Your goal - Transcribe all records exactly.

Given records -
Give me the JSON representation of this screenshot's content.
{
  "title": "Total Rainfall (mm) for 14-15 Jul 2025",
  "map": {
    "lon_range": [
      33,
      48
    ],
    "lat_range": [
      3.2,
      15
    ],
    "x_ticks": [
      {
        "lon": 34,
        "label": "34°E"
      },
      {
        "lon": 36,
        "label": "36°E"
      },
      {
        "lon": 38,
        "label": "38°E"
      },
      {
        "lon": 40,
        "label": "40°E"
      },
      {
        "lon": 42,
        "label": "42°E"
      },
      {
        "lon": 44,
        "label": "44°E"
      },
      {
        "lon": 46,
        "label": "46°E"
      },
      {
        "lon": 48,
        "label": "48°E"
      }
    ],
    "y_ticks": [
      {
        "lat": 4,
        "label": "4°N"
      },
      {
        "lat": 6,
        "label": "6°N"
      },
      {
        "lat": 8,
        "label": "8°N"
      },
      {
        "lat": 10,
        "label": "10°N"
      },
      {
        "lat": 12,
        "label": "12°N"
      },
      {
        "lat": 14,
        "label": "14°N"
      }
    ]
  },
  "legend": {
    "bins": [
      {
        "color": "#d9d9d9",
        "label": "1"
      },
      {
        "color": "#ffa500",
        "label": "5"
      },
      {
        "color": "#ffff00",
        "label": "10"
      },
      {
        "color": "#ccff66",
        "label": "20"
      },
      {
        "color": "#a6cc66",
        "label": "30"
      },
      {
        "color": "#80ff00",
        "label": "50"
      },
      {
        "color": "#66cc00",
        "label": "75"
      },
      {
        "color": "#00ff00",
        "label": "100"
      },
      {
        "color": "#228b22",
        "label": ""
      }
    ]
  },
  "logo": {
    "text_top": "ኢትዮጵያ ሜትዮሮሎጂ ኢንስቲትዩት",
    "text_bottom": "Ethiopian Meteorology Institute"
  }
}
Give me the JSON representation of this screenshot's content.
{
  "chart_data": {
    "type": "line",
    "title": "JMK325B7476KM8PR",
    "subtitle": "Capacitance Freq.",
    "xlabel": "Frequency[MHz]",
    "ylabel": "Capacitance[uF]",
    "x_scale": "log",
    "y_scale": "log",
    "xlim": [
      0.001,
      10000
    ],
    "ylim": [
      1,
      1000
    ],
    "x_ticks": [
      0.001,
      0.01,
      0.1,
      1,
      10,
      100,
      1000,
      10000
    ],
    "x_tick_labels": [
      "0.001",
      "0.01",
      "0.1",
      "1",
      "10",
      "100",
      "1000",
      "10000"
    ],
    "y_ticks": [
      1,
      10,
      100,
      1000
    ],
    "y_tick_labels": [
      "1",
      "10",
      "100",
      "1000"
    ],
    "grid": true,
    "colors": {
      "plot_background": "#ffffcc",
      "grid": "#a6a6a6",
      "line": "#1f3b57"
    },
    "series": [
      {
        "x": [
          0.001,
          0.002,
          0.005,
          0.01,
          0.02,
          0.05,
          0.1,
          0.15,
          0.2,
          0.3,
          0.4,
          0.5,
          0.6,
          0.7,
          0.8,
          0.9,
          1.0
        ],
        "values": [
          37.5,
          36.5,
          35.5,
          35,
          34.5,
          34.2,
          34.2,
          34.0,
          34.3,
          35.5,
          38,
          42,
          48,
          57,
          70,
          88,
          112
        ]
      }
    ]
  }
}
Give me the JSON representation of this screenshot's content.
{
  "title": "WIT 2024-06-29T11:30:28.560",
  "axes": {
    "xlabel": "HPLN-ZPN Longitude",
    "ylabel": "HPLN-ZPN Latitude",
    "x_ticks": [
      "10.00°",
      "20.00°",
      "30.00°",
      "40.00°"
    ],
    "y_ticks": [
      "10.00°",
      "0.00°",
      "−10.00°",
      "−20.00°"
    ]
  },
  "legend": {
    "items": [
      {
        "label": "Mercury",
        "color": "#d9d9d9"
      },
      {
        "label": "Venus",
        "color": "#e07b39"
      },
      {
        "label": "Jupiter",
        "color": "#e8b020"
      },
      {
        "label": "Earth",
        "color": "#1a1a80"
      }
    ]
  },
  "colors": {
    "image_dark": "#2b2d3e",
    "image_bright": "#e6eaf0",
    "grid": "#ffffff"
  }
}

Expected output -
Give me the JSON representation of this screenshot's content.
{
  "title": "Total Rainfall (mm) for 14-15 Jul 2025",
  "map": {
    "lon_range": [
      33,
      48
    ],
    "lat_range": [
      3.2,
      15
    ],
    "x_ticks": [
      {
        "lon": 34,
        "label": "34°E"
      },
      {
        "lon": 36,
        "label": "36°E"
      },
      {
        "lon": 38,
        "label": "38°E"
      },
      {
        "lon": 40,
        "label": "40°E"
      },
      {
        "lon": 42,
        "label": "42°E"
      },
      {
        "lon": 44,
        "label": "44°E"
      },
      {
        "lon": 46,
        "label": "46°E"
      },
      {
        "lon": 48,
        "label": "48°E"
      }
    ],
    "y_ticks": [
      {
        "lat": 4,
        "label": "4°N"
      },
      {
        "lat": 6,
        "label": "6°N"
      },
      {
        "lat": 8,
        "label": "8°N"
      },
      {
        "lat": 10,
        "label": "10°N"
      },
      {
        "lat": 12,
        "label": "12°N"
      },
      {
        "lat": 14,
        "label": "14°N"
      }
    ]
  },
  "legend": {
    "bins": [
      {
        "color": "#d9d9d9",
        "label": "1"
      },
      {
        "color": "#ffa500",
        "label": "5"
      },
      {
        "color": "#ffff00",
        "label": "10"
      },
      {
        "color": "#ccff66",
        "label": "20"
      },
      {
        "color": "#a6cc66",
        "label": "30"
      },
      {
        "color": "#80ff00",
        "label": "50"
      },
      {
        "color": "#66cc00",
        "label": "75"
      },
      {
        "color": "#00ff00",
        "label": "100"
      },
      {
        "color": "#228b22",
        "label": ""
      }
    ]
  },
  "logo": {
    "text_top": "ኢትዮጵያ ሜትዮሮሎጂ ኢንስቲትዩት",
    "text_bottom": "Ethiopian Meteorology Institute"
  }
}
Give me the JSON representation of this screenshot's content.
{
  "chart_data": {
    "type": "line",
    "title": "JMK325B7476KM8PR",
    "subtitle": "Capacitance Freq.",
    "xlabel": "Frequency[MHz]",
    "ylabel": "Capacitance[uF]",
    "x_scale": "log",
    "y_scale": "log",
    "xlim": [
      0.001,
      10000
    ],
    "ylim": [
      1,
      1000
    ],
    "x_ticks": [
      0.001,
      0.01,
      0.1,
      1,
      10,
      100,
      1000,
      10000
    ],
    "x_tick_labels": [
      "0.001",
      "0.01",
      "0.1",
      "1",
      "10",
      "100",
      "1000",
      "10000"
    ],
    "y_ticks": [
      1,
      10,
      100,
      1000
    ],
    "y_tick_labels": [
      "1",
      "10",
      "100",
      "1000"
    ],
    "grid": true,
    "colors": {
      "plot_background": "#ffffcc",
      "grid": "#a6a6a6",
      "line": "#1f3b57"
    },
    "series": [
      {
        "x": [
          0.001,
          0.002,
          0.005,
          0.01,
          0.02,
          0.05,
          0.1,
          0.15,
          0.2,
          0.3,
          0.4,
          0.5,
          0.6,
          0.7,
          0.8,
          0.9,
          1.0
        ],
        "values": [
          37.5,
          36.5,
          35.5,
          35,
          34.5,
          34.2,
          34.2,
          34.0,
          34.3,
          35.5,
          38,
          42,
          48,
          57,
          70,
          88,
          112
        ]
      }
    ]
  }
}
Give me the JSON representation of this screenshot's content.
{
  "title": "WIT 2024-06-29T11:30:28.560",
  "axes": {
    "xlabel": "HPLN-ZPN Longitude",
    "ylabel": "HPLN-ZPN Latitude",
    "x_ticks": [
      "10.00°",
      "20.00°",
      "30.00°",
      "40.00°"
    ],
    "y_ticks": [
      "10.00°",
      "0.00°",
      "−10.00°",
      "−20.00°"
    ]
  },
  "legend": {
    "items": [
      {
        "label": "Mercury",
        "color": "#d9d9d9"
      },
      {
        "label": "Venus",
        "color": "#e07b39"
      },
      {
        "label": "Jupiter",
        "color": "#e8b020"
      },
      {
        "label": "Earth",
        "color": "#1a1a80"
      }
    ]
  },
  "colors": {
    "image_dark": "#2b2d3e",
    "image_bright": "#e6eaf0",
    "grid": "#ffffff"
  }
}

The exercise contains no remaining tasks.